▶ [Listing]

#####

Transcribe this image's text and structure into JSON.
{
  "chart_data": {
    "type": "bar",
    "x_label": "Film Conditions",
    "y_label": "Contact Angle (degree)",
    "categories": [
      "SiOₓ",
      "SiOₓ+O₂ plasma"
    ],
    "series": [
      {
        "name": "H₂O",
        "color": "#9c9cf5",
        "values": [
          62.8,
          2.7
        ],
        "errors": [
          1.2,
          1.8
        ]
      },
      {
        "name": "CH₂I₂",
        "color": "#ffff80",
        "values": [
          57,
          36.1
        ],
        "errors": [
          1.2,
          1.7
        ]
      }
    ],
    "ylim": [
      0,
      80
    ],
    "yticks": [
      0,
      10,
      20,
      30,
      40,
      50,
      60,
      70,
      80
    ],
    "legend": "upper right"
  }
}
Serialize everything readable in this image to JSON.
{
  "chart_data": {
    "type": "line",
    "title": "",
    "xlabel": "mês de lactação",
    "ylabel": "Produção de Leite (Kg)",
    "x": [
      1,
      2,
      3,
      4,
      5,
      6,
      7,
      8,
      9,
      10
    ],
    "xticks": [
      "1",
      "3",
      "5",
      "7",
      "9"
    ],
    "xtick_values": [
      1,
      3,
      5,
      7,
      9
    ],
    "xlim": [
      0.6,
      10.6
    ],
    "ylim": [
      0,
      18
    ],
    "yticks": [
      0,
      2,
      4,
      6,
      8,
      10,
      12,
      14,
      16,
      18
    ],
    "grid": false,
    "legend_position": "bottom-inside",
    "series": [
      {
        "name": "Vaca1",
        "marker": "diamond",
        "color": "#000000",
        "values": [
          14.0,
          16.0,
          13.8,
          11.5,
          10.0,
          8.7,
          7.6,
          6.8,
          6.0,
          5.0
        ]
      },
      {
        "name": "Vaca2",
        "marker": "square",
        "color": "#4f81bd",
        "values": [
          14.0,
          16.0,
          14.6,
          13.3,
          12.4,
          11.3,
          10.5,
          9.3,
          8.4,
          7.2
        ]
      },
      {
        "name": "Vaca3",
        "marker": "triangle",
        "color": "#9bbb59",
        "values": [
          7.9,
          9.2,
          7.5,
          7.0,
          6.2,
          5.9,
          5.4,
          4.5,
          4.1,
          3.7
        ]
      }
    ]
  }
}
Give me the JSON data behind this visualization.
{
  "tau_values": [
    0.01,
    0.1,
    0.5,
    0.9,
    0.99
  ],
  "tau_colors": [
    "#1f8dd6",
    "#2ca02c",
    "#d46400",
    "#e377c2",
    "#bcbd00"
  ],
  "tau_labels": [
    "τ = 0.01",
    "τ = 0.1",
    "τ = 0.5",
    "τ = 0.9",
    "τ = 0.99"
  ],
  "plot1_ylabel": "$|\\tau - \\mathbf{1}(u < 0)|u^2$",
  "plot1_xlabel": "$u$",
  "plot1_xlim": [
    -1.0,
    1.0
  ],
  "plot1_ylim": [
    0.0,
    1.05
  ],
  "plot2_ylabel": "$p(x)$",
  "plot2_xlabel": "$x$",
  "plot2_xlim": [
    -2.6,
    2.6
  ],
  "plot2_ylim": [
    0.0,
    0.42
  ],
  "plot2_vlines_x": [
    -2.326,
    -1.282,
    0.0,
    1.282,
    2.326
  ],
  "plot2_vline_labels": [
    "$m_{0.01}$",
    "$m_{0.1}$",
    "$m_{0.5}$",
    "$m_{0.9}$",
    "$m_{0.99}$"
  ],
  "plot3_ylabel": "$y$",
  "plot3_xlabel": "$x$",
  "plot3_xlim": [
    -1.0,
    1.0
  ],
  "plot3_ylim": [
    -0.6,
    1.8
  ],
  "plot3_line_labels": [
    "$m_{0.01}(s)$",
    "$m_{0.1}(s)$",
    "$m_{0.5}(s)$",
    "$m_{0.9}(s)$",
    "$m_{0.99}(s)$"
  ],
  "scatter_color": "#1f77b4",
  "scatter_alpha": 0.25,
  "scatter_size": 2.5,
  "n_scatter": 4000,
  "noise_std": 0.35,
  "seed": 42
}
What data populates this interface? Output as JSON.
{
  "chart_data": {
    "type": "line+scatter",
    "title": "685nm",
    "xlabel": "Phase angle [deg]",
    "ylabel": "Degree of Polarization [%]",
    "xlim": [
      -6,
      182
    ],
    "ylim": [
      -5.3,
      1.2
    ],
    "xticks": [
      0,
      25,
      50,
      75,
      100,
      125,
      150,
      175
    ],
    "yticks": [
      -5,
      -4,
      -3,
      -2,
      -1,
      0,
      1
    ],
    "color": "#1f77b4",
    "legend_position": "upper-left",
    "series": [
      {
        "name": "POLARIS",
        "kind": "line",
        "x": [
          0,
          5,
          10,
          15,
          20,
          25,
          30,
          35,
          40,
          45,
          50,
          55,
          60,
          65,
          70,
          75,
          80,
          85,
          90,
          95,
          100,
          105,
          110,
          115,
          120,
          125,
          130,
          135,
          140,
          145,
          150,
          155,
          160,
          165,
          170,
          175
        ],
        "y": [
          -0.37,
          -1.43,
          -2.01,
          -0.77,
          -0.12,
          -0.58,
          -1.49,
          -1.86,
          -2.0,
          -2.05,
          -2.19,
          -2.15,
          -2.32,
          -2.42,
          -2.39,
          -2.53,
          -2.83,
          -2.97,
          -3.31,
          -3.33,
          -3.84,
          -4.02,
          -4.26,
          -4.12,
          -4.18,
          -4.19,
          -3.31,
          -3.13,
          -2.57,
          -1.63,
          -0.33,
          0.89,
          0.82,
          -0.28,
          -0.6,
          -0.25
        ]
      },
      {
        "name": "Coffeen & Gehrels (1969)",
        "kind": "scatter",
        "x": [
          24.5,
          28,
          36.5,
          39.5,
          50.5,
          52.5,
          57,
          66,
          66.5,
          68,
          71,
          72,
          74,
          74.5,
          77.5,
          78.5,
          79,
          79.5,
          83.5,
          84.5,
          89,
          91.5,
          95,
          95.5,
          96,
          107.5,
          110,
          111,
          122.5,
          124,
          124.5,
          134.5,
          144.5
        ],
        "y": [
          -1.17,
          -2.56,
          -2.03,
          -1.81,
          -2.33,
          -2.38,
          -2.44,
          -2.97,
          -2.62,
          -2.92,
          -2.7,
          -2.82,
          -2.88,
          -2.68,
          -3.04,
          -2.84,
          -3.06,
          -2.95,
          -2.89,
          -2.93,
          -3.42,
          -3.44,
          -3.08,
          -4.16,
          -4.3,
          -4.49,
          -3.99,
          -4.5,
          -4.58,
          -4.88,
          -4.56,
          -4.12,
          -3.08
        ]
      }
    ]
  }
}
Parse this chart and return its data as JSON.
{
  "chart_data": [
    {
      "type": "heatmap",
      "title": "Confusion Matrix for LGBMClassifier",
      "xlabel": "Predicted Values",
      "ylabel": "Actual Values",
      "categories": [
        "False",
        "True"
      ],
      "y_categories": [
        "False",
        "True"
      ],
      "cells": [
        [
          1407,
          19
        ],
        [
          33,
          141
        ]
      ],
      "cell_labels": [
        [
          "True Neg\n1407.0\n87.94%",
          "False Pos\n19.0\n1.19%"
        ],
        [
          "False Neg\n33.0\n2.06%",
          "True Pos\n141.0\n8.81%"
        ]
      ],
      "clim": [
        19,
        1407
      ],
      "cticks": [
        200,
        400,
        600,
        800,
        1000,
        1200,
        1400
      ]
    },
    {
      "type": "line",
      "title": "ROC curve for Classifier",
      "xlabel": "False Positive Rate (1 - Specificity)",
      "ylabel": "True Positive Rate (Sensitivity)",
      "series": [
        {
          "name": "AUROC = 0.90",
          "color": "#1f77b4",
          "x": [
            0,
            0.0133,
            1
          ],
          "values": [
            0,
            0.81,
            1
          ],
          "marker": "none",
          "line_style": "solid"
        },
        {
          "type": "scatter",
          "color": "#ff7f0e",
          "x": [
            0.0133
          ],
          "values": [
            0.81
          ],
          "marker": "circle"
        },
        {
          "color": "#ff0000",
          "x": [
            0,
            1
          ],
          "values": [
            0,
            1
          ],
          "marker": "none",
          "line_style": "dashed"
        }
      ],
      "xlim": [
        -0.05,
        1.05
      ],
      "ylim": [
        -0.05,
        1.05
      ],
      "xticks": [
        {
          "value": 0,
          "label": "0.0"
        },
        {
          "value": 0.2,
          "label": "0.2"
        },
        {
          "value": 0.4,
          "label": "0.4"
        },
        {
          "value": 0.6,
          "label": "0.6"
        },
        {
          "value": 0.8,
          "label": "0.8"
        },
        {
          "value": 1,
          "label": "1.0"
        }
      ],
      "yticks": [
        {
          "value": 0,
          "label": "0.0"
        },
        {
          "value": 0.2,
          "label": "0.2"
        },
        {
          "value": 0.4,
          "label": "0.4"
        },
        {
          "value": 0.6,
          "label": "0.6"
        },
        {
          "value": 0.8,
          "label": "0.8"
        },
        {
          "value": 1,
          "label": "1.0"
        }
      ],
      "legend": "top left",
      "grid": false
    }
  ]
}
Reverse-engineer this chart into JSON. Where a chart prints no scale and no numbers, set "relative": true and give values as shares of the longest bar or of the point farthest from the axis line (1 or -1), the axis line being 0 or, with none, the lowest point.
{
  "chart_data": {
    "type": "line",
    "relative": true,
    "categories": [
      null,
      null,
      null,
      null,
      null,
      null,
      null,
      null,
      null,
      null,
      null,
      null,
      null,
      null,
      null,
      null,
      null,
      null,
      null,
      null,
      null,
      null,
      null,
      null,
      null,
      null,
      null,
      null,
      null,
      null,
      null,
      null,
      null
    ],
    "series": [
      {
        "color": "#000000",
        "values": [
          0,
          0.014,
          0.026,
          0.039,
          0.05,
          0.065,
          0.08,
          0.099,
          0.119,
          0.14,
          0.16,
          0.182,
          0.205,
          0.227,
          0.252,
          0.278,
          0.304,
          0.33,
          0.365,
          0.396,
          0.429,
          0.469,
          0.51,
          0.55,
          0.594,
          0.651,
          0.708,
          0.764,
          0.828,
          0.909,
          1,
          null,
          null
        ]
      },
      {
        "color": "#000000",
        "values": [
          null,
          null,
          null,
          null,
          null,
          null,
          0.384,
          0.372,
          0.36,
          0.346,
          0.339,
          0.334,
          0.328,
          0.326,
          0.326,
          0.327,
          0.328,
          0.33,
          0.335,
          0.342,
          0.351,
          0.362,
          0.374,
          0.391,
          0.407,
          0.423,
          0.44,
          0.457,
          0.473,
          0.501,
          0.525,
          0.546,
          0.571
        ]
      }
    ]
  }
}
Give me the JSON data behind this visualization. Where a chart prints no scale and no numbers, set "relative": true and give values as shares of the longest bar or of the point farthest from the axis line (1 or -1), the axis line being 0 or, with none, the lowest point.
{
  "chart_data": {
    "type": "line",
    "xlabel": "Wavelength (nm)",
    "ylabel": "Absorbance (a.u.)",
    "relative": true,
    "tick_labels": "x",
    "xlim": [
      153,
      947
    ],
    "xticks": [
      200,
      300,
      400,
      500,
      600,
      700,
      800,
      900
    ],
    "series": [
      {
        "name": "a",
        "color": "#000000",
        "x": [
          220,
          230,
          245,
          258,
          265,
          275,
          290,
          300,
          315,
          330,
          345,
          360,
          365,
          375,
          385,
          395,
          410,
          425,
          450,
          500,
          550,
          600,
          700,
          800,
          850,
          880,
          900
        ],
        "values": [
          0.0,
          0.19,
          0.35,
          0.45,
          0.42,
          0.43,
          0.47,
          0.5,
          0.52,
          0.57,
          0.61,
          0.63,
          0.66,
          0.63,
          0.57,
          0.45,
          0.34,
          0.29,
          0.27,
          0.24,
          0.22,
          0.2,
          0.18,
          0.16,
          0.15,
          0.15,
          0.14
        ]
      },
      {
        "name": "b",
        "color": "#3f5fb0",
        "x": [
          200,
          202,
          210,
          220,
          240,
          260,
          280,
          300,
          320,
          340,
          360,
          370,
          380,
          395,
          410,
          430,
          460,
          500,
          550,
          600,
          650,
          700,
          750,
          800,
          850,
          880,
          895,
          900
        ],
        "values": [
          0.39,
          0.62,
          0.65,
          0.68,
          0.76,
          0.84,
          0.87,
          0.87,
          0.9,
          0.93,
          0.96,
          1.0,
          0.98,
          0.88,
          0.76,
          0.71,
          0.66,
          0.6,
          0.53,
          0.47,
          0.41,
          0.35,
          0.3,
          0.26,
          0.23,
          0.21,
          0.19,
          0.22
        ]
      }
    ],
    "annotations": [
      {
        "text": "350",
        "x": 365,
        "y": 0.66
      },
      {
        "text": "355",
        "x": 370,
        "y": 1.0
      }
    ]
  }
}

#####

Copy down every line of the material above that includes the string "into".

Transcribe this image's text and structure into JSON.
Reverse-engineer this chart into JSON. Where a chart prints no scale and no numbers, set "relative": true and give values as shares of the longest bar or of the point farthest from the axis line (1 or -1), the axis line being 0 or, with none, the lowest point.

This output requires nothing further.